| Work required |
Determine which lines of the records include the word "подвійного", and copy them.

[Extracted data entries]

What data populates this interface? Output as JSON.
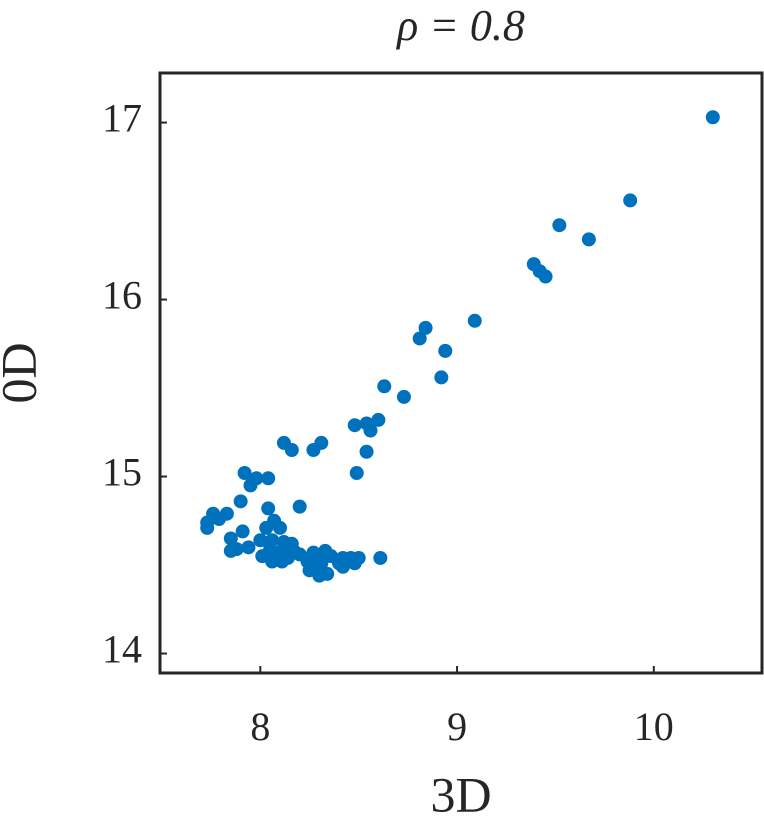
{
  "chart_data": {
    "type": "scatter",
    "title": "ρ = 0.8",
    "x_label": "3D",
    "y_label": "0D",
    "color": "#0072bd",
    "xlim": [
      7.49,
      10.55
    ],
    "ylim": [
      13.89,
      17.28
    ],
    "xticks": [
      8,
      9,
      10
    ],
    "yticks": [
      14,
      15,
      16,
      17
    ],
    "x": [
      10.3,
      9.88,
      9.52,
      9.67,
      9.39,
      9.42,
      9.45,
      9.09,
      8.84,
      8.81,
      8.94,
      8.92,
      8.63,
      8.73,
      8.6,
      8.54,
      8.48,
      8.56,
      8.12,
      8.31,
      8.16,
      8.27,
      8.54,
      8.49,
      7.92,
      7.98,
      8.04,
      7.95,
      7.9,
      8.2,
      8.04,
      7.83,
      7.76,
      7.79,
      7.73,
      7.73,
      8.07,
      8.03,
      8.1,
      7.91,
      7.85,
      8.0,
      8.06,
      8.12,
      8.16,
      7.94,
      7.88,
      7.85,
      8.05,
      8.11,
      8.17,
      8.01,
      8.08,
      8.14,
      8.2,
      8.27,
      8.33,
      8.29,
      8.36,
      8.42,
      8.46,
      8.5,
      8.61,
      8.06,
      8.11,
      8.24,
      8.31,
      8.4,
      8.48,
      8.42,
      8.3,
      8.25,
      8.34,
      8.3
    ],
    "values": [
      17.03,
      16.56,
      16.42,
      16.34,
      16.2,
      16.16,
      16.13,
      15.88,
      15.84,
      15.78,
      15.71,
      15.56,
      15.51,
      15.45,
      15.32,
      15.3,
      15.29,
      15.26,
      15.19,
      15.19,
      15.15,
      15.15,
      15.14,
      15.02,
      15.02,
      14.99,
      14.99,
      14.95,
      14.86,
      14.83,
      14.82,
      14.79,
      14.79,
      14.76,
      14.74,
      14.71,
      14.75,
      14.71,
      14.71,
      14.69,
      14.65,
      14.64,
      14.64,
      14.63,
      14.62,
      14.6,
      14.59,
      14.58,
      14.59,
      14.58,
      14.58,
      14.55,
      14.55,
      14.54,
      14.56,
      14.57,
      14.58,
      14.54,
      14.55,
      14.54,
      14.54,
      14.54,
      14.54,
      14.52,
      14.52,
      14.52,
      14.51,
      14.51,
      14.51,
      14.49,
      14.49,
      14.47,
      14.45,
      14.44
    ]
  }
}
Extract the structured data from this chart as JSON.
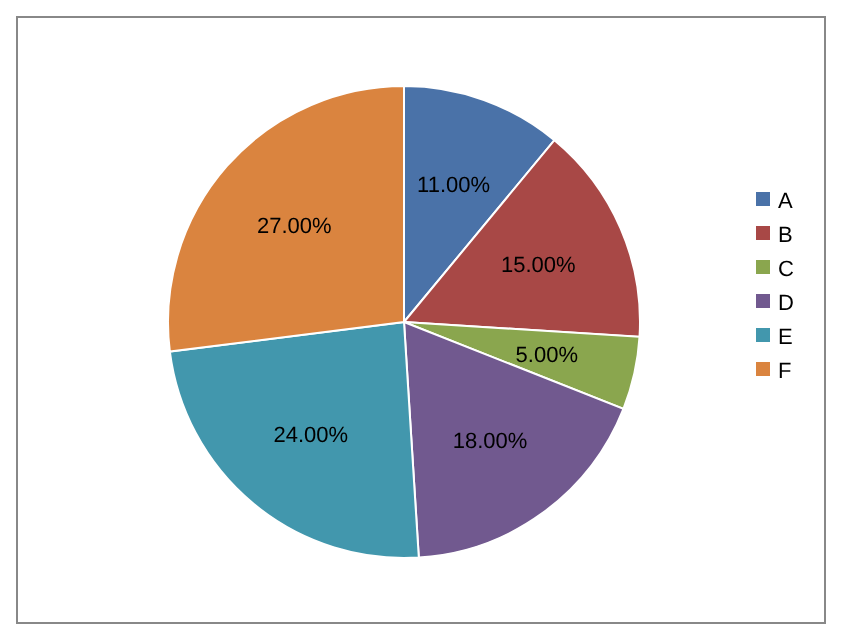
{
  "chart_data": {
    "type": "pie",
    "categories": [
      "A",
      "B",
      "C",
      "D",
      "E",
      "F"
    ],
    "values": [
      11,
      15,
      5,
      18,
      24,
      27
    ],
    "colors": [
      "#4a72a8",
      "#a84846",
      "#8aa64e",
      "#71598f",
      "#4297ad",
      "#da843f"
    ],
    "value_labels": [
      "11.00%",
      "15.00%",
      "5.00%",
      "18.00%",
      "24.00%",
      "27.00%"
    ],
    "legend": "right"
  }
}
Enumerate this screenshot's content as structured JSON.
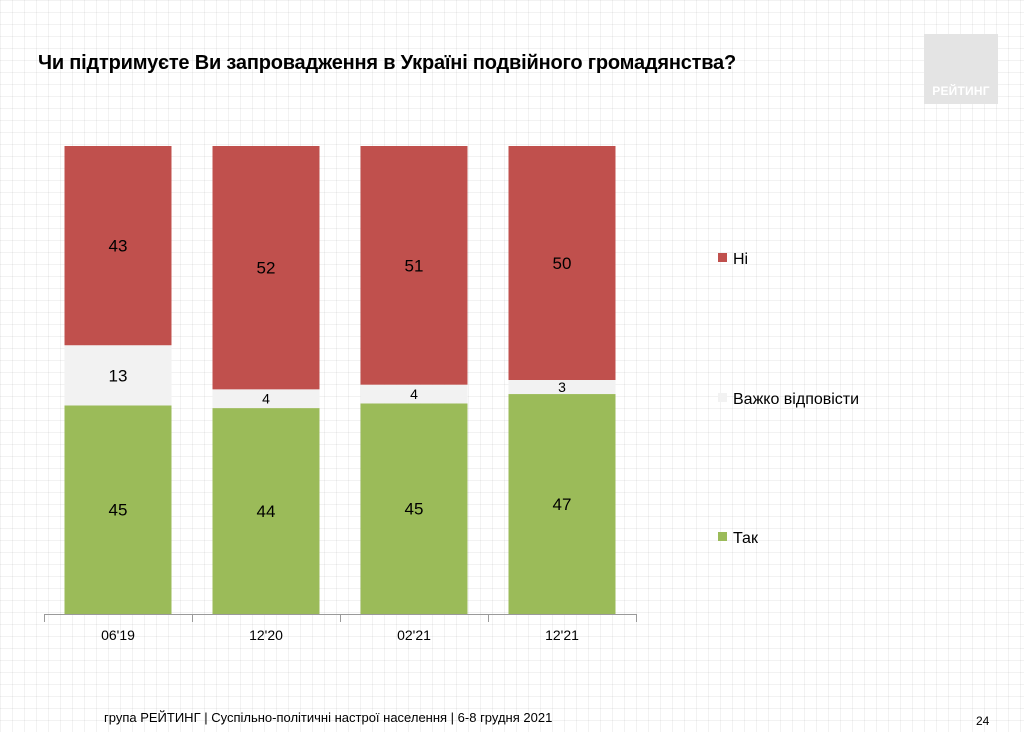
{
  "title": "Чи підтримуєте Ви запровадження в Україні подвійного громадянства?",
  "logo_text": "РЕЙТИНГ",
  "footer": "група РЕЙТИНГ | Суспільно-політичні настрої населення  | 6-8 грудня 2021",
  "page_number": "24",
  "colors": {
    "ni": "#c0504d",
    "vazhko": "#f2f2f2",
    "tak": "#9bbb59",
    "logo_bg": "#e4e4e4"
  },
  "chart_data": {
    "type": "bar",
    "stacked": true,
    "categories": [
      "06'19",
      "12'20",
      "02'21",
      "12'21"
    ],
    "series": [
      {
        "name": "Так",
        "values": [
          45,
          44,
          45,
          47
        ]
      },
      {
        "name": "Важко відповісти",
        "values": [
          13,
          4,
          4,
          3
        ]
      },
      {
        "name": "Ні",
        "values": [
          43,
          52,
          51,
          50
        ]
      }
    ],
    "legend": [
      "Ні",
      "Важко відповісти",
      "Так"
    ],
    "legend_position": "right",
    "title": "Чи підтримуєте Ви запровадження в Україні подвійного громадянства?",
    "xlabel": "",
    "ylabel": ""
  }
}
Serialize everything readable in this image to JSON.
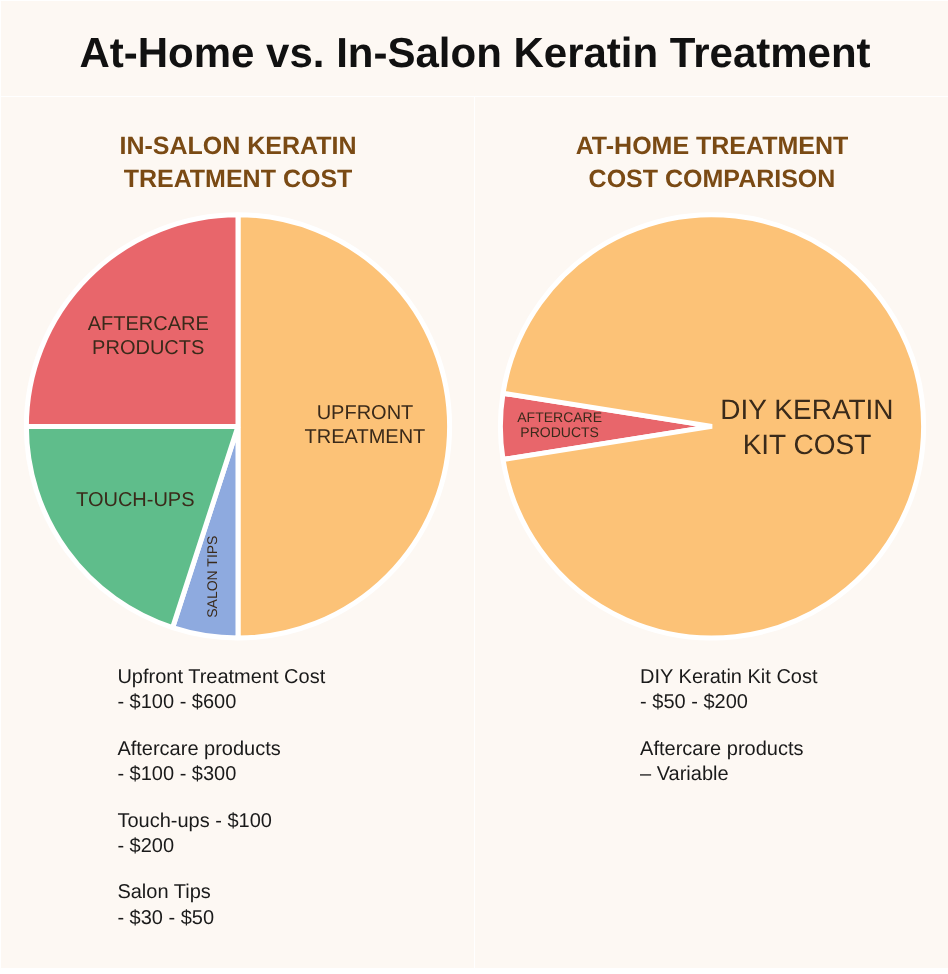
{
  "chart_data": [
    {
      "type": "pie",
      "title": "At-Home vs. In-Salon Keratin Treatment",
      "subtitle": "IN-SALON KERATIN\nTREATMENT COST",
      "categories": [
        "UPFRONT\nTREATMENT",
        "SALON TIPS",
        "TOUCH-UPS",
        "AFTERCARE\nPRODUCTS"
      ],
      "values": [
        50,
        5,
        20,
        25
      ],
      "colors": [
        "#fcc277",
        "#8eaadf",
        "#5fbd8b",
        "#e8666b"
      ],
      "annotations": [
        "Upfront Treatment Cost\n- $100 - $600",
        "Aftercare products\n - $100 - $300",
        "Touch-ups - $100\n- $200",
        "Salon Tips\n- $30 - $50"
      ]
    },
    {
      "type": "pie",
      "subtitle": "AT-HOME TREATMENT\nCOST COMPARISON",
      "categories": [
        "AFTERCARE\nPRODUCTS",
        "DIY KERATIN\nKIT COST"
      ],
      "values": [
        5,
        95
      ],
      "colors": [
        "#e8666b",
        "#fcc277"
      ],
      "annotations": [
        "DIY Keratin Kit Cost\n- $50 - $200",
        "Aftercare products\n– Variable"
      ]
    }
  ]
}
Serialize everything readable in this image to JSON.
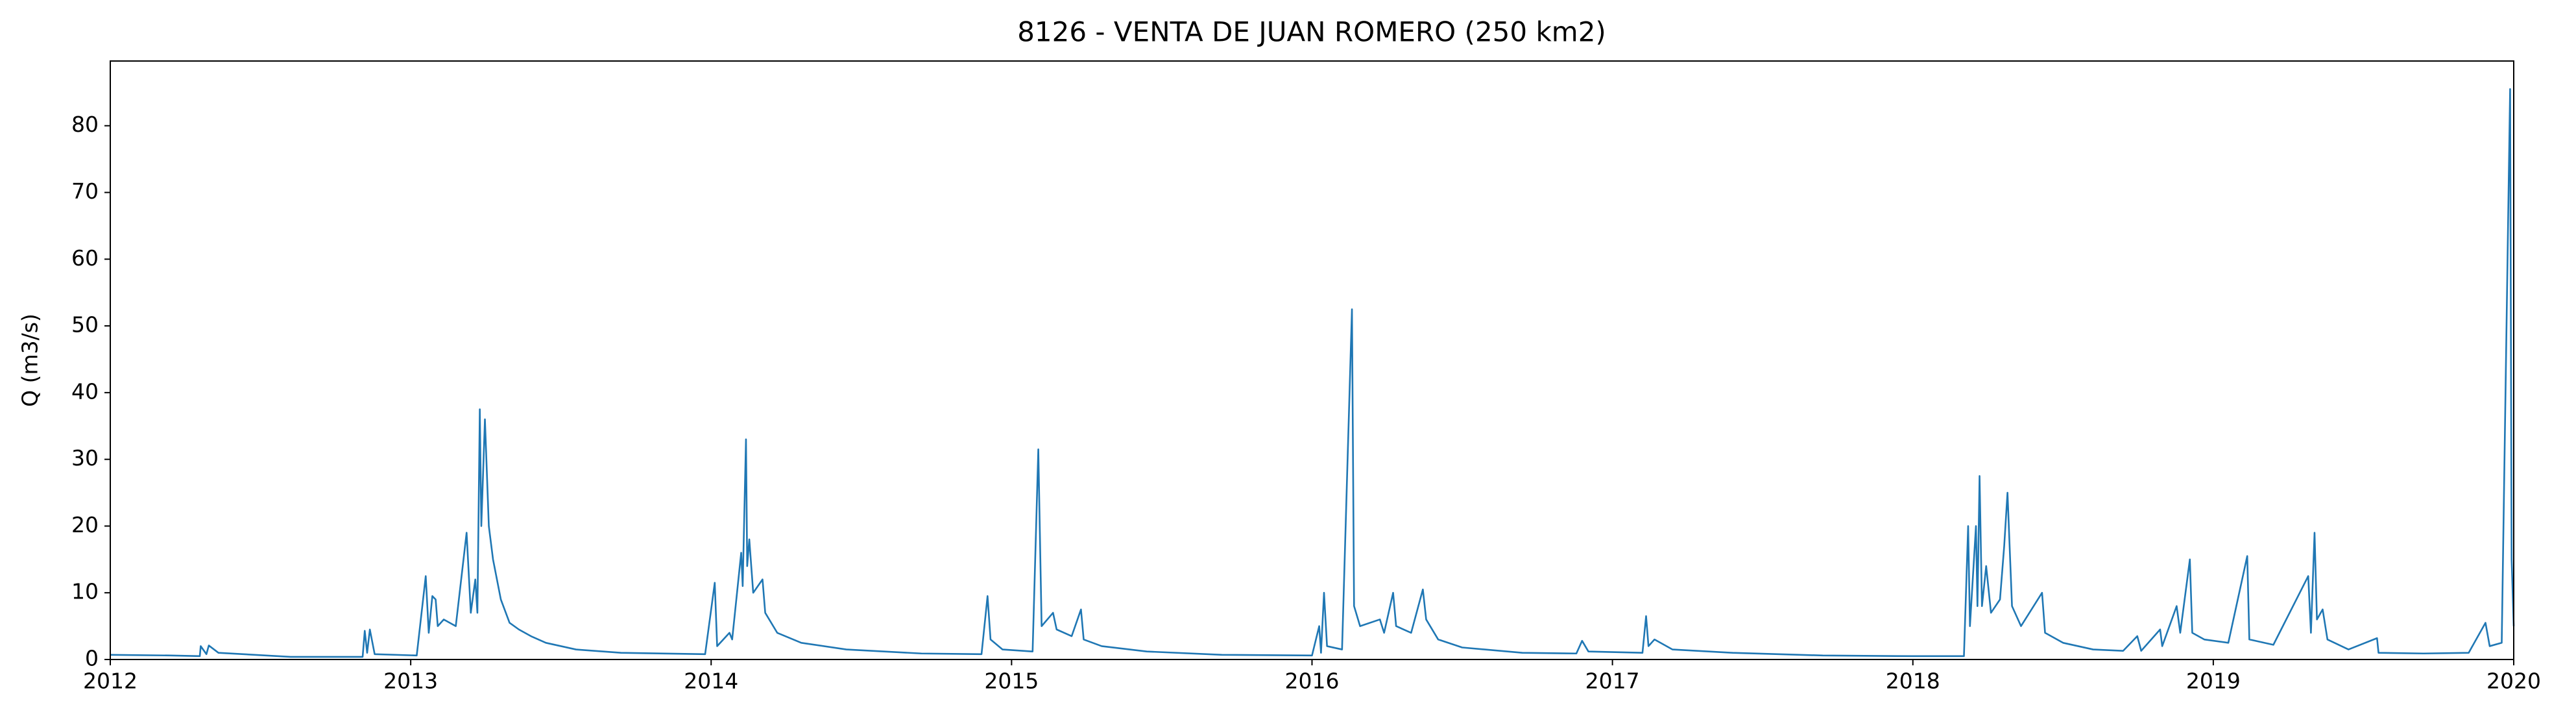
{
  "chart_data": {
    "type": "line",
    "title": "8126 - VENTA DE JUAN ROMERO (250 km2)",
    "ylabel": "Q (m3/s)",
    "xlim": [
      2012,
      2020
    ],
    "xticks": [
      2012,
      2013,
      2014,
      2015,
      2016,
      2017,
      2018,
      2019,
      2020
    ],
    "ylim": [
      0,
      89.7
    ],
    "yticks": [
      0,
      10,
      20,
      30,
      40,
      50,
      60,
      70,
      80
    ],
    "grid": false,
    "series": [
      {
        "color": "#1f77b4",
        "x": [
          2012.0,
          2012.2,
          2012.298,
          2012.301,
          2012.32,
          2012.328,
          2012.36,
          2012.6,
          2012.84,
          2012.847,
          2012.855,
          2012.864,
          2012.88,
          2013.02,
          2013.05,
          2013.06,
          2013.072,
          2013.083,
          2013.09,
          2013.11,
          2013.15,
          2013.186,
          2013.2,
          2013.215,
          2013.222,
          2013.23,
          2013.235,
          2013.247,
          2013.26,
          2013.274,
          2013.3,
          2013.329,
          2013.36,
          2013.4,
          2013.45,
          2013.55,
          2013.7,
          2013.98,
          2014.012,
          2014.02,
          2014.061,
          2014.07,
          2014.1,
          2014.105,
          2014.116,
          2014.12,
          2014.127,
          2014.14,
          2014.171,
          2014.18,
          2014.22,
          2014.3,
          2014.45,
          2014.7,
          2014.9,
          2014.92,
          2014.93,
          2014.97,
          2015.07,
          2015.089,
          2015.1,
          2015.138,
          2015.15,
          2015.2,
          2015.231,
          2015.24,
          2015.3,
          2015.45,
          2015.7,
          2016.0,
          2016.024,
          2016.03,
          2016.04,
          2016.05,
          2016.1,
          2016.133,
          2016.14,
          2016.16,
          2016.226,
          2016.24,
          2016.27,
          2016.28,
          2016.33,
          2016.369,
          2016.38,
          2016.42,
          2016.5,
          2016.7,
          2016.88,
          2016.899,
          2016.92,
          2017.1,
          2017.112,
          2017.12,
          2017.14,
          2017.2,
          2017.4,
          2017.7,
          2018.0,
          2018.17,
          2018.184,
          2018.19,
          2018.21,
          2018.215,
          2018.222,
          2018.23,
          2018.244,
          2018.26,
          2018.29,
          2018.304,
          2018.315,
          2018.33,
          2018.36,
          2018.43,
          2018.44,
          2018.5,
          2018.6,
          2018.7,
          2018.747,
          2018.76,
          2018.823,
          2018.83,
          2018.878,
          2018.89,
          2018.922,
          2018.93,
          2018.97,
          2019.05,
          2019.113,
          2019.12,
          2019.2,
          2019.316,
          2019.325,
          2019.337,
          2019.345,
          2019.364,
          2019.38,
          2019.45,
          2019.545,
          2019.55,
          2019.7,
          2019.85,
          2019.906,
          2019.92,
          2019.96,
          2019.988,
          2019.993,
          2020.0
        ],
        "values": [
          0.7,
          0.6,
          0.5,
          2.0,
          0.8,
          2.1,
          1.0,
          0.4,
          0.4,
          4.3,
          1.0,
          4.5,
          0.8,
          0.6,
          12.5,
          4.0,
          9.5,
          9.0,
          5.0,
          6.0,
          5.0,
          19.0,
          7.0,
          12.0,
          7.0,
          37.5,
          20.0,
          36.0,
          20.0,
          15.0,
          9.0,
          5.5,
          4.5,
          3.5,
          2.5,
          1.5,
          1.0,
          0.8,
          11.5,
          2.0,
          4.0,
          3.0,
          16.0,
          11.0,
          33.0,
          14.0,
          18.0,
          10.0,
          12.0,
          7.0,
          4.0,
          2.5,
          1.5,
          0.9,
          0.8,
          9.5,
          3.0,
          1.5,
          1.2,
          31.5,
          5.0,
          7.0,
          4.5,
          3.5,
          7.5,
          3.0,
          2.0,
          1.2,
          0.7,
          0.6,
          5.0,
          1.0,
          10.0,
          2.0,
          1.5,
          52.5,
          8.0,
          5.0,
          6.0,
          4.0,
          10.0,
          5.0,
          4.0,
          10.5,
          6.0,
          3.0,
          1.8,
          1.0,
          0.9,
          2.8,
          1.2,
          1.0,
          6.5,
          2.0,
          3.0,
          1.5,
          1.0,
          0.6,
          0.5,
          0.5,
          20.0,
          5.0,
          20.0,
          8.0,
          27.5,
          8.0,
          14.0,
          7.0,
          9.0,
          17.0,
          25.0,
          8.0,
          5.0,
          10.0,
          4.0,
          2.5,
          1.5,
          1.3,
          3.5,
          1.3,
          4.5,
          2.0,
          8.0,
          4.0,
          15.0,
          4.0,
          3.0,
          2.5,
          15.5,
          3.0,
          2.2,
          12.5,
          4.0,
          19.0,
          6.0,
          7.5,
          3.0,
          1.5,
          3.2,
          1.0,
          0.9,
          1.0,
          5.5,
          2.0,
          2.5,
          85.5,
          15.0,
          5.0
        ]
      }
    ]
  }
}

| Solution to this problem |
  "title": "Чи підтримуєте Ви запровадження в Україні подвійного громадянства?",
    "title": "Чи підтримуєте Ви запровадження в Україні подвійного громадянства?",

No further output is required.